* GIVEN INFORMATION
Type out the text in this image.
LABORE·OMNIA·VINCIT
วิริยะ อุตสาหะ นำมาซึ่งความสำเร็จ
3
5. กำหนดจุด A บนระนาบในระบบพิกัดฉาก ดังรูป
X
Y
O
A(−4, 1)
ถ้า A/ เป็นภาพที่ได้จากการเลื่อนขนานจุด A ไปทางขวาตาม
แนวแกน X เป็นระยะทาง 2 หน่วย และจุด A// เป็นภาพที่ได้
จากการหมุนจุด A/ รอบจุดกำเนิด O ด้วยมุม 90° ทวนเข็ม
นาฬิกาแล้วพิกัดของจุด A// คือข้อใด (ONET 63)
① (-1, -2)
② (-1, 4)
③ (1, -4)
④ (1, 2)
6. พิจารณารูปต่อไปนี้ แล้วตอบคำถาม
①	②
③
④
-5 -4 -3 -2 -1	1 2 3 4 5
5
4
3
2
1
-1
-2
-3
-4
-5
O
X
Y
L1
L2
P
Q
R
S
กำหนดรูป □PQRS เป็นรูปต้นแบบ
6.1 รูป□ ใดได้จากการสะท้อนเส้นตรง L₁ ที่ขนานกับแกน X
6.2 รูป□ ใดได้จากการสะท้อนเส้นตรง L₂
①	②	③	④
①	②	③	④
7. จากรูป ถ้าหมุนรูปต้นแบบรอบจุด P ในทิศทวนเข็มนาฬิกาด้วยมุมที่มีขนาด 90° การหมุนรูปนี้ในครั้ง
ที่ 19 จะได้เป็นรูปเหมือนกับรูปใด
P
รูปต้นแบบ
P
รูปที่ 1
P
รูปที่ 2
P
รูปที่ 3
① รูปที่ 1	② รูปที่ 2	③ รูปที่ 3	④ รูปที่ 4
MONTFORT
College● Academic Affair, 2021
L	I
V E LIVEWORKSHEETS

* TASK REQUIREMENTS
Repeat the records above exactly, from the first line to the last.

* REPLY
Type out the text in this image.
LABORE·OMNIA·VINCIT
วิริยะ อุตสาหะ นำมาซึ่งความสำเร็จ
3
5. กำหนดจุด A บนระนาบในระบบพิกัดฉาก ดังรูป
X
Y
O
A(−4, 1)
ถ้า A/ เป็นภาพที่ได้จากการเลื่อนขนานจุด A ไปทางขวาตาม
แนวแกน X เป็นระยะทาง 2 หน่วย และจุด A// เป็นภาพที่ได้
จากการหมุนจุด A/ รอบจุดกำเนิด O ด้วยมุม 90° ทวนเข็ม
นาฬิกาแล้วพิกัดของจุด A// คือข้อใด (ONET 63)
① (-1, -2)
② (-1, 4)
③ (1, -4)
④ (1, 2)
6. พิจารณารูปต่อไปนี้ แล้วตอบคำถาม
①	②
③
④
-5 -4 -3 -2 -1	1 2 3 4 5
5
4
3
2
1
-1
-2
-3
-4
-5
O
X
Y
L1
L2
P
Q
R
S
กำหนดรูป □PQRS เป็นรูปต้นแบบ
6.1 รูป□ ใดได้จากการสะท้อนเส้นตรง L₁ ที่ขนานกับแกน X
6.2 รูป□ ใดได้จากการสะท้อนเส้นตรง L₂
①	②	③	④
①	②	③	④
7. จากรูป ถ้าหมุนรูปต้นแบบรอบจุด P ในทิศทวนเข็มนาฬิกาด้วยมุมที่มีขนาด 90° การหมุนรูปนี้ในครั้ง
ที่ 19 จะได้เป็นรูปเหมือนกับรูปใด
P
รูปต้นแบบ
P
รูปที่ 1
P
รูปที่ 2
P
รูปที่ 3
① รูปที่ 1	② รูปที่ 2	③ รูปที่ 3	④ รูปที่ 4
MONTFORT
College● Academic Affair, 2021
L	I
V E LIVEWORKSHEETS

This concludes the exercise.